§ **OBJECTIVES**:
A - Answer these questions about the RV living text:
(i) What does the RV living text call the most clearly legal option for living on your own property?
(ii) Which two states does it list among the best for RV living?
(iii) For Canada, what does it say the question of living in a van essentially boils down to?
B - Pick up the RV living text after its last sentence and continue it.

§ **EXTRACTED TEXT**:
#####

However, if you can make it work, this is a good way to make sure your child gets a proper education without having to commit to living in one place.
What States Allow You to Live in an RV on Your Property?
When it comes to living on your own property, there are a few options available. First, you can purchase a designated lot in a mobile park home for this purpose. This is definitely the most clearly legal option.
You can also park your RV on the grounds of a property you already own and declare it as an ‘accessory dwelling unit’ (ADU). Again, state laws vary when it comes to ADUs, so check your state’s rules before applying for ADU status.
Here’s a website to help you find your specific counties contact information so you can verify the requirements: ce.naco.org
Declaring your RV as an ADU is probably the next best option after declaring it as your primary residence. Another option is that you can also declare your RV as a second home. You can still get the tax deductions if your RV is listed as your second home, although again, you will need to put up the RV as collateral for the loan if you want to benefit from the tax laws.
Here are some of the best states for RV living:
- South Dakota
- South Carolina
Does Canada Have Similar Rules for Living in a Camper Van?
Again, the simple answer is yes, they do. There are no countrywide laws forbidding living in a van, but certain municipalities or provinces have regulations. Essentially, it boils down to whether you have a legal place to park your van.

#####

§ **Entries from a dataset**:
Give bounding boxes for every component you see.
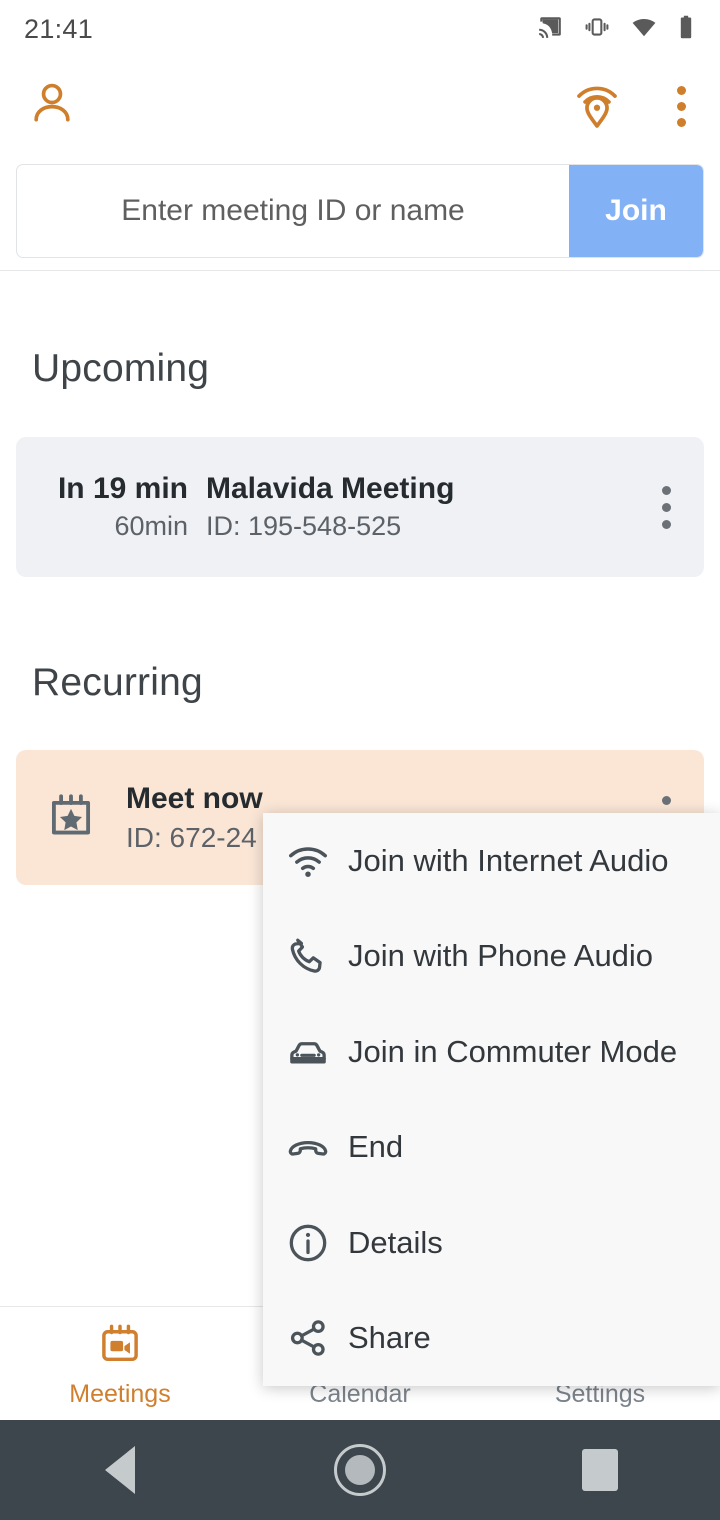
upcoming-meeting-name: Malavida Meeting [206,472,455,506]
car-icon [286,1030,348,1074]
recents-square-icon [582,1449,618,1491]
app-bar [0,58,720,154]
header-divider [0,270,720,271]
android-recents-button[interactable] [540,1449,660,1491]
status-time: 21:41 [24,13,94,44]
more-vert-icon [677,85,686,95]
wifi-icon [629,14,659,45]
android-home-button[interactable] [300,1444,420,1496]
menu-item-share[interactable]: Share [263,1291,720,1387]
cast-icon [535,14,565,45]
app-bar-actions [569,76,694,137]
person-icon [26,83,78,134]
back-triangle-icon [105,1446,135,1494]
calendar-star-icon [44,788,98,847]
bottom-nav-item-meetings[interactable]: Meetings [0,1321,240,1409]
more-vert-icon [661,502,671,512]
menu-label-share: Share [348,1320,431,1356]
share-icon [286,1316,348,1360]
call-end-icon [286,1125,348,1169]
upcoming-duration: 60min [114,510,188,541]
upcoming-meeting-kebab-button[interactable] [628,485,704,529]
menu-label-join-commuter-mode: Join in Commuter Mode [348,1033,678,1069]
more-vert-icon [661,796,671,805]
nearby-pin-icon [569,86,625,136]
app-screen: 21:41 Enter meeting ID or name Join Upco… [0,0,720,1520]
upcoming-meeting-card[interactable]: In 19 min 60min Malavida Meeting ID: 195… [16,437,704,577]
join-meeting-bar: Join [16,164,704,258]
menu-label-join-phone-audio: Join with Phone Audio [348,938,654,974]
android-navigation-bar [0,1420,720,1520]
more-vert-icon [677,101,686,111]
nearby-button[interactable] [569,76,625,137]
section-title-recurring: Recurring [32,661,203,704]
status-bar: 21:41 [0,0,720,58]
profile-button[interactable] [26,78,78,135]
vibrate-icon [582,14,612,45]
upcoming-when: In 19 min [57,472,188,506]
home-circle-icon [334,1444,386,1496]
menu-item-join-commuter-mode[interactable]: Join in Commuter Mode [263,1004,720,1100]
info-circle-icon [286,1221,348,1265]
upcoming-meeting-id: ID: 195-548-525 [206,510,402,541]
bottom-nav-label-meetings: Meetings [69,1380,171,1408]
phone-icon [286,934,348,978]
battery-icon [676,14,696,45]
meeting-context-menu: Join with Internet Audio Join with Phone… [263,813,720,1386]
upcoming-time-block: In 19 min 60min [16,469,206,544]
calendar-video-icon [97,1321,143,1372]
menu-item-join-phone-audio[interactable]: Join with Phone Audio [263,909,720,1005]
menu-label-join-internet-audio: Join with Internet Audio [348,842,669,878]
overflow-menu-button[interactable] [669,80,694,133]
menu-item-end[interactable]: End [263,1100,720,1196]
menu-item-details[interactable]: Details [263,1195,720,1291]
recurring-card-icon-wrap [16,788,126,847]
wifi-icon [286,839,348,883]
section-title-upcoming: Upcoming [32,347,210,390]
search-input[interactable] [17,165,569,257]
menu-label-details: Details [348,1224,443,1260]
join-button[interactable]: Join [569,165,703,257]
more-vert-icon [661,485,671,495]
android-back-button[interactable] [60,1446,180,1494]
menu-item-join-internet-audio[interactable]: Join with Internet Audio [263,813,720,909]
menu-label-end: End [348,1129,404,1165]
more-vert-icon [677,117,686,127]
status-icon-group [535,14,696,45]
upcoming-info-block: Malavida Meeting ID: 195-548-525 [206,469,628,544]
more-vert-icon [661,519,671,529]
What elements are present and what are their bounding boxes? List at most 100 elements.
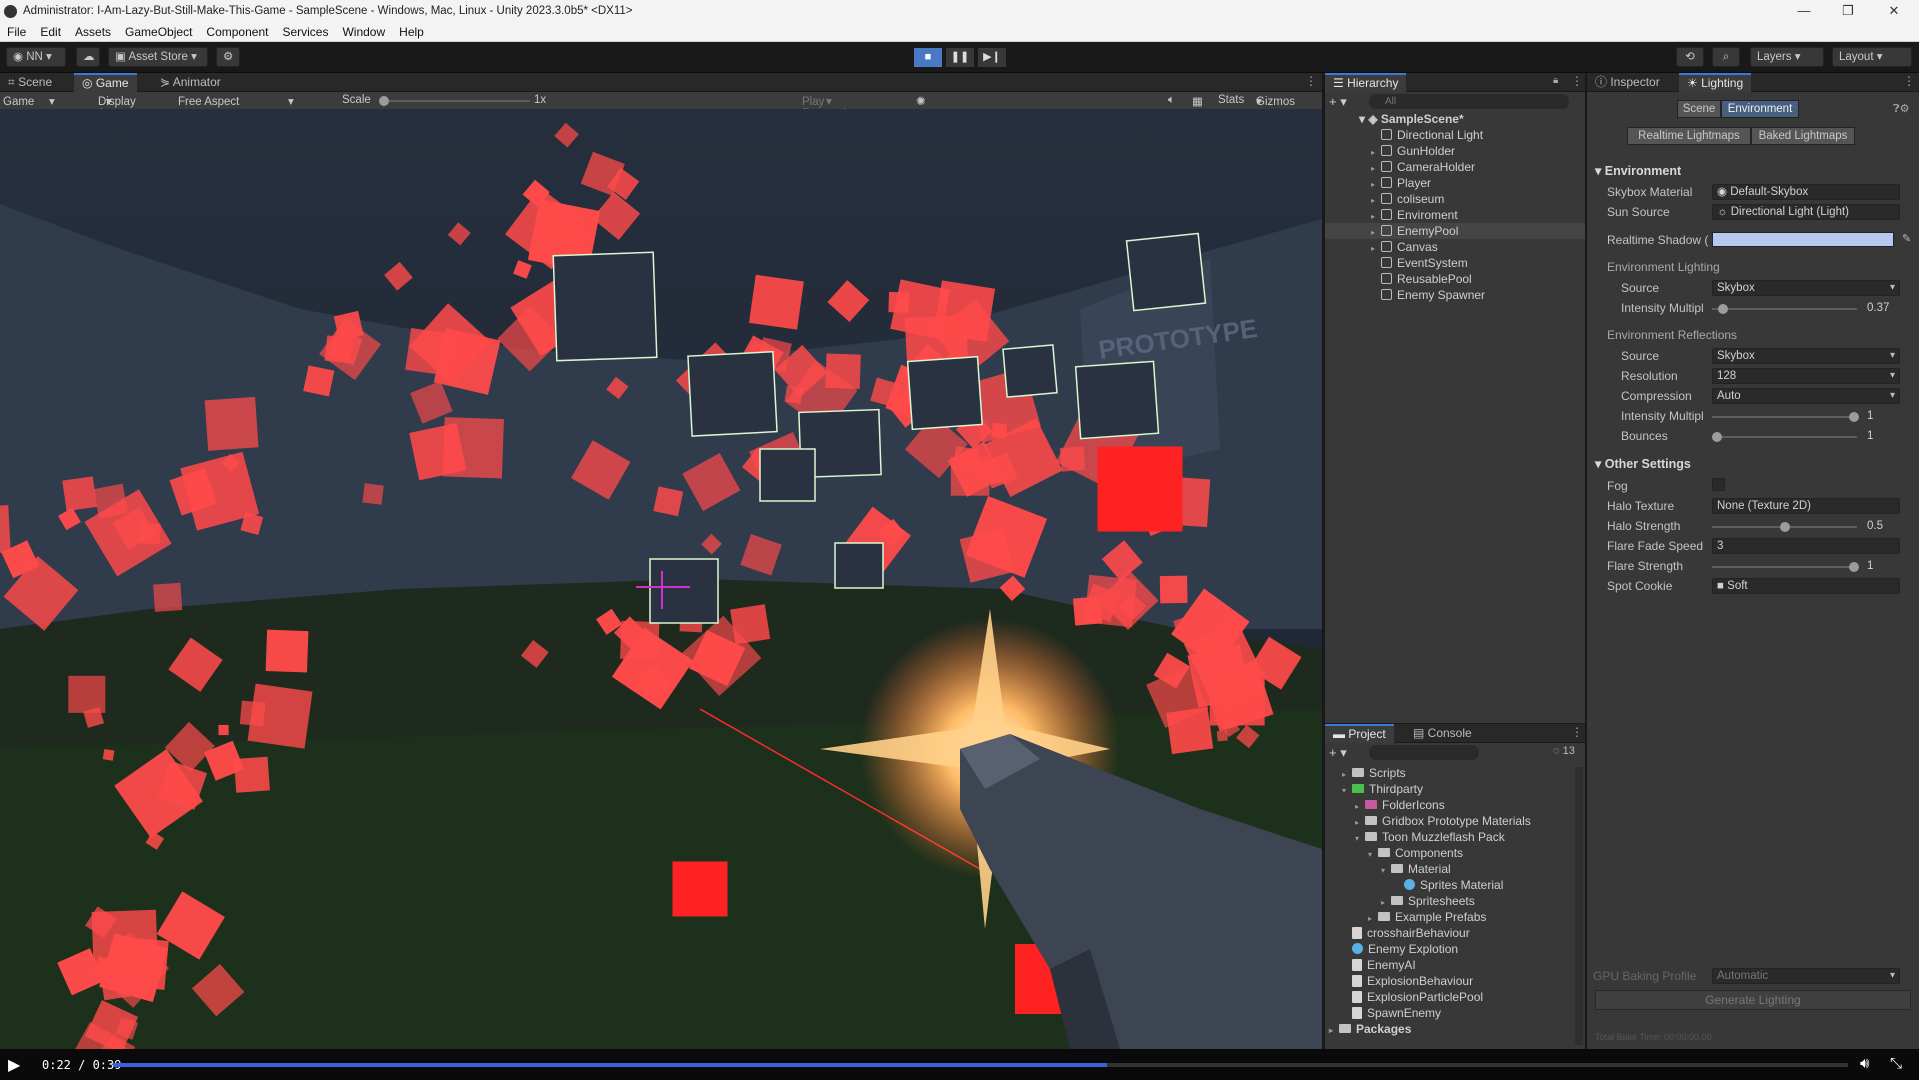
search-icon[interactable]: ⌕ (1712, 47, 1740, 67)
other-settings-section-header[interactable]: ▾ Other Settings (1595, 456, 1691, 471)
baked-lightmaps-tab[interactable]: Baked Lightmaps (1751, 127, 1855, 145)
layout-dropdown[interactable]: Layout ▾ (1832, 47, 1912, 67)
project-item[interactable]: ▸ Example Prefabs (1368, 909, 1486, 925)
project-item[interactable]: ▾ Components (1368, 845, 1463, 861)
project-item[interactable]: ExplosionBehaviour (1342, 973, 1473, 989)
skybox-material-field[interactable]: ◉ Default-Skybox (1712, 184, 1900, 200)
step-button[interactable]: ▶❙ (978, 48, 1006, 67)
project-scrollbar[interactable] (1575, 767, 1583, 1045)
project-item[interactable]: Enemy Explotion (1342, 941, 1458, 957)
tab-animator[interactable]: ⋟ Animator (152, 73, 229, 92)
reflection-intensity-value[interactable]: 1 (1867, 408, 1901, 424)
hierarchy-scene-row[interactable]: ▾ ◈ SampleScene* (1325, 111, 1585, 127)
project-item[interactable]: EnemyAI (1342, 957, 1416, 973)
environment-section-header[interactable]: ▾ Environment (1595, 163, 1681, 178)
hierarchy-item[interactable]: ▸ EnemyPool (1325, 223, 1585, 239)
pause-button[interactable]: ❚❚ (946, 48, 974, 67)
menu-edit[interactable]: Edit (33, 25, 68, 39)
menu-component[interactable]: Component (199, 25, 275, 39)
sun-source-field[interactable]: ☼ Directional Light (Light) (1712, 204, 1900, 220)
inspector-menu-icon[interactable]: ⋮ (1903, 74, 1915, 88)
lighting-intensity-value[interactable]: 0.37 (1867, 300, 1901, 316)
mute-icon[interactable]: 🔈︎ (1168, 94, 1175, 107)
grid-icon[interactable]: ▦ (1192, 94, 1203, 108)
hierarchy-item[interactable]: ▸ Enviroment (1325, 207, 1585, 223)
realtime-shadow-color-field[interactable] (1712, 232, 1894, 247)
halo-strength-slider[interactable] (1712, 522, 1857, 532)
menu-assets[interactable]: Assets (68, 25, 118, 39)
add-object-button[interactable]: + ▾ (1329, 94, 1347, 110)
history-icon[interactable]: ⟲ (1676, 47, 1704, 67)
menu-gameobject[interactable]: GameObject (118, 25, 199, 39)
tab-game[interactable]: ◎ Game (74, 73, 137, 92)
bounces-knob[interactable] (1712, 432, 1722, 442)
tab-console[interactable]: ▤ Console (1405, 724, 1480, 743)
game-mode-dropdown[interactable]: Game ▾ (3, 94, 55, 108)
project-search-input[interactable] (1369, 745, 1479, 760)
maximize-icon[interactable]: ❐ (1832, 2, 1864, 20)
halo-strength-knob[interactable] (1780, 522, 1790, 532)
reflection-source-dropdown[interactable]: Skybox (1712, 348, 1900, 364)
hierarchy-item[interactable]: ▸ coliseum (1325, 191, 1585, 207)
halo-texture-field[interactable]: None (Texture 2D) (1712, 498, 1900, 514)
hierarchy-item[interactable]: ▸ Canvas (1325, 239, 1585, 255)
tab-hierarchy[interactable]: ☰ Hierarchy (1325, 73, 1407, 92)
scale-slider[interactable] (380, 100, 530, 102)
halo-strength-value[interactable]: 0.5 (1867, 518, 1901, 534)
hierarchy-item[interactable]: Enemy Spawner (1325, 287, 1585, 303)
create-asset-button[interactable]: + ▾ (1329, 745, 1347, 761)
lighting-intensity-knob[interactable] (1718, 304, 1728, 314)
hierarchy-item[interactable]: EventSystem (1325, 255, 1585, 271)
expand-arrow-icon[interactable]: ▾ (1355, 831, 1365, 847)
expand-arrow-icon[interactable]: ▾ (1342, 783, 1352, 799)
scale-slider-knob[interactable] (379, 96, 389, 106)
hierarchy-item[interactable]: ▸ Player (1325, 175, 1585, 191)
expand-arrow-icon[interactable]: ▾ (1368, 847, 1378, 863)
reflection-intensity-knob[interactable] (1849, 412, 1859, 422)
settings-icon[interactable]: ⚙ (216, 47, 240, 67)
asset-store-button[interactable]: ▣ Asset Store ▾ (108, 47, 208, 67)
eyedropper-icon[interactable]: ✎ (1902, 232, 1911, 245)
flare-strength-knob[interactable] (1849, 562, 1859, 572)
aspect-dropdown[interactable]: Free Aspect ▾ (178, 94, 294, 108)
expand-arrow-icon[interactable]: ▸ (1329, 1023, 1339, 1039)
mode-tab-environment[interactable]: Environment (1721, 100, 1799, 118)
layers-dropdown[interactable]: Layers ▾ (1750, 47, 1824, 67)
realtime-lightmaps-tab[interactable]: Realtime Lightmaps (1627, 127, 1751, 145)
tab-inspector[interactable]: ⓘ Inspector (1587, 73, 1668, 92)
menu-help[interactable]: Help (392, 25, 431, 39)
lighting-source-dropdown[interactable]: Skybox (1712, 280, 1900, 296)
more-options-icon[interactable]: ⋮ (1305, 74, 1317, 88)
hierarchy-item[interactable]: ReusablePool (1325, 271, 1585, 287)
project-item[interactable]: ▾ Material (1381, 861, 1451, 877)
video-progress-track[interactable] (113, 1063, 1848, 1067)
display-dropdown[interactable]: Display 1 ▾ (98, 94, 136, 120)
tab-project[interactable]: ▬ Project (1325, 724, 1394, 743)
hierarchy-item[interactable]: ▸ CameraHolder (1325, 159, 1585, 175)
fullscreen-exit-icon[interactable]: ⤡ (1890, 1055, 1902, 1072)
gizmos-dropdown[interactable]: Gizmos ▾ (1256, 94, 1295, 108)
fog-checkbox[interactable] (1712, 478, 1725, 491)
mode-tab-scene[interactable]: Scene (1677, 100, 1721, 118)
flare-strength-value[interactable]: 1 (1867, 558, 1901, 574)
menu-file[interactable]: File (0, 25, 33, 39)
play-icon[interactable]: ▶ (8, 1055, 20, 1075)
project-item[interactable]: Sprites Material (1394, 877, 1503, 893)
hierarchy-menu-icon[interactable]: ⋮ (1571, 74, 1583, 88)
project-item[interactable]: SpawnEnemy (1342, 1005, 1441, 1021)
play-button[interactable]: ■ (914, 48, 942, 67)
project-item[interactable]: ▸ Gridbox Prototype Materials (1355, 813, 1531, 829)
bug-icon[interactable]: ✺ (916, 94, 926, 108)
game-viewport[interactable]: PROTOTYPE (0, 109, 1322, 1049)
spot-cookie-field[interactable]: ■ Soft (1712, 578, 1900, 594)
gpu-profile-dropdown[interactable]: Automatic (1712, 968, 1900, 984)
tab-lighting[interactable]: ☀ Lighting (1679, 73, 1752, 92)
project-item[interactable]: ▸ Scripts (1342, 765, 1406, 781)
project-item[interactable]: ▾ Thirdparty (1342, 781, 1423, 797)
hierarchy-item[interactable]: ▸ GunHolder (1325, 143, 1585, 159)
account-button[interactable]: ◉ NN ▾ (6, 47, 66, 67)
volume-icon[interactable]: 🔊︎ (1860, 1055, 1869, 1072)
flare-fade-field[interactable]: 3 (1712, 538, 1900, 554)
project-item[interactable]: ▸ Spritesheets (1381, 893, 1475, 909)
minimize-icon[interactable]: — (1788, 2, 1820, 20)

#####

§ **RESULTS FOR EACH TASK**:
A -
(i) Purchasing a designated lot in a mobile park home.
(ii) South Dakota and South Carolina.
(iii) Whether you have a legal place to park your van.

B -
If it is on private property or in a campground, then there is no problem to live in your camper van. Like in the US, the government’s main problem is with people roaming around with no permanent address for tax purposes.
What Is Stealth Van Living?
Stealth van living is simply sleeping in your van in a place that allows overnight parking but not overnight camping without being noticed. This definitely is not legal. People do this because they want to be able to sleep in a city for work reasons but can’t afford the incredibly steep rent for urban areas these days. Since it is illegal to live in a camper van in most cities, many people resort to breaking the law.
Many stealth campers black out the windows of their van to make themselves less conspicuous. One big issue with stealth camping is that it is difficult to make a home that is both comfortable and stealthy. Solar panels and vents, for example, can make it more obvious that someone is living in the van.
There are loads of great reasons to live in your van full-time. The freedom it affords is hard to beat. Plus, with the right tax deductions, living in your van full-time is usually much cheaper than a mortgage. For many, it is the only viable option.
Check the zoning laws for your state before committing to living in your van. There will be some spots where it is legal to live in your van and others where you will get in trouble. Usually, it is legal to live in your van provided you are in a campground or private grounds.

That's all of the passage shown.